__Work to complete__
Copy every line from the records below that holds the word "annotation".

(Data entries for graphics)
** Start **
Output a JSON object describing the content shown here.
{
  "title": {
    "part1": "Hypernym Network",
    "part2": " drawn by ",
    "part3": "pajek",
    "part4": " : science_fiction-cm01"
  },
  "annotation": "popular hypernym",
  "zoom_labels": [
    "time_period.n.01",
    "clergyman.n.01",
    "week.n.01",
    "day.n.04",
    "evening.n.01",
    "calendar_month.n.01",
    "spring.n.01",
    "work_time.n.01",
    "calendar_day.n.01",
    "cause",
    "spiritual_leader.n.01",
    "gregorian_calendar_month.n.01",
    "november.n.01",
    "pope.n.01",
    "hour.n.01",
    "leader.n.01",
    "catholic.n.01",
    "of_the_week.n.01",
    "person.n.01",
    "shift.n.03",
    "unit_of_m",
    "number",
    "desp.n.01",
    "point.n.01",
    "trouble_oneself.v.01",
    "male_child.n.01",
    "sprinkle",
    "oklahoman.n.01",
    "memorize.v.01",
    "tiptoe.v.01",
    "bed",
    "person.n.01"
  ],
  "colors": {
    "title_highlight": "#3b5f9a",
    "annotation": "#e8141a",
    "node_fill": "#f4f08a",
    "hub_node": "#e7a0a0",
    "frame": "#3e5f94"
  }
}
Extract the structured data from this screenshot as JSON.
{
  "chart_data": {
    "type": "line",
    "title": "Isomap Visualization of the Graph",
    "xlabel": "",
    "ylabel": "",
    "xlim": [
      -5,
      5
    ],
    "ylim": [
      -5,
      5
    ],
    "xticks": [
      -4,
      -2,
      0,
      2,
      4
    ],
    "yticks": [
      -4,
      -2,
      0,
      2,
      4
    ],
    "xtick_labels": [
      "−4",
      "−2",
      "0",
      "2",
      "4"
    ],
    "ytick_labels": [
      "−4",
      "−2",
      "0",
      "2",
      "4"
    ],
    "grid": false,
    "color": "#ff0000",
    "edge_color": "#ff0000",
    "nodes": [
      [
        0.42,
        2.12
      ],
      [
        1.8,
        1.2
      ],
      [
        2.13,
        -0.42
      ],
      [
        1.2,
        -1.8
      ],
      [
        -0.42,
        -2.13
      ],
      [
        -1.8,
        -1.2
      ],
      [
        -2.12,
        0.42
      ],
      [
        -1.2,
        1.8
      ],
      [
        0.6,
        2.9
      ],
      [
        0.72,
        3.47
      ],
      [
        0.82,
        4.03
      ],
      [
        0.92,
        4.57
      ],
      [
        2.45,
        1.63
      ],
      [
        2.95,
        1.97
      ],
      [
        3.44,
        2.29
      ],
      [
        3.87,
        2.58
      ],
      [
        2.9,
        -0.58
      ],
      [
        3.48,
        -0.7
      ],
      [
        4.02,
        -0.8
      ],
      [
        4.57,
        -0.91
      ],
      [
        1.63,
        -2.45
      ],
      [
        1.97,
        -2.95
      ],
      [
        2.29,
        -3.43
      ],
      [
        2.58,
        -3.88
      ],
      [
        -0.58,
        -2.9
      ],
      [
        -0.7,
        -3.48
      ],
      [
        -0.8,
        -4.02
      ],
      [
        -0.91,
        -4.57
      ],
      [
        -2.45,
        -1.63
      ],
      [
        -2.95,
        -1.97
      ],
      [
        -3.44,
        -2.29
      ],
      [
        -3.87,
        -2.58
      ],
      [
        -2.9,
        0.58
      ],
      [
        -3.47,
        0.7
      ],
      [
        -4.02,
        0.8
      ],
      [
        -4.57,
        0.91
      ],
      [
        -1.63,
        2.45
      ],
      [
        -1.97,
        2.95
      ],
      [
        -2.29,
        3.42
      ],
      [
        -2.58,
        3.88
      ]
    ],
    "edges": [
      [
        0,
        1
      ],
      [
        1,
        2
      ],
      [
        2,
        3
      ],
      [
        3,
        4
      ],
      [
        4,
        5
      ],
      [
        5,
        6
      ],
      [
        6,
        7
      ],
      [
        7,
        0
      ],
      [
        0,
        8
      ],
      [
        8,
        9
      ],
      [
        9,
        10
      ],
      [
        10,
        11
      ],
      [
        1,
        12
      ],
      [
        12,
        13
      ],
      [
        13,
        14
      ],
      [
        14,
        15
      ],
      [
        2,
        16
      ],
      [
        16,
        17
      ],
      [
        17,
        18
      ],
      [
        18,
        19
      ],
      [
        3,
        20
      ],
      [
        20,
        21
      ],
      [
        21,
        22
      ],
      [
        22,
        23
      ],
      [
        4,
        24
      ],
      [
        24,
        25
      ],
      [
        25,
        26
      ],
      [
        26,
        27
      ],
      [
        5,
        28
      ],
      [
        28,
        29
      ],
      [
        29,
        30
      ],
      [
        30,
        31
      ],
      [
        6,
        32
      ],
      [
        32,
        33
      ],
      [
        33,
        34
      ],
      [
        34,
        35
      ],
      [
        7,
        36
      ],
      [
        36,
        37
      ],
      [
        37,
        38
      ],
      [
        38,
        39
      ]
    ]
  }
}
** End **
__Finished answer__
  "annotation": "popular hypernym",
    "annotation": "#e8141a",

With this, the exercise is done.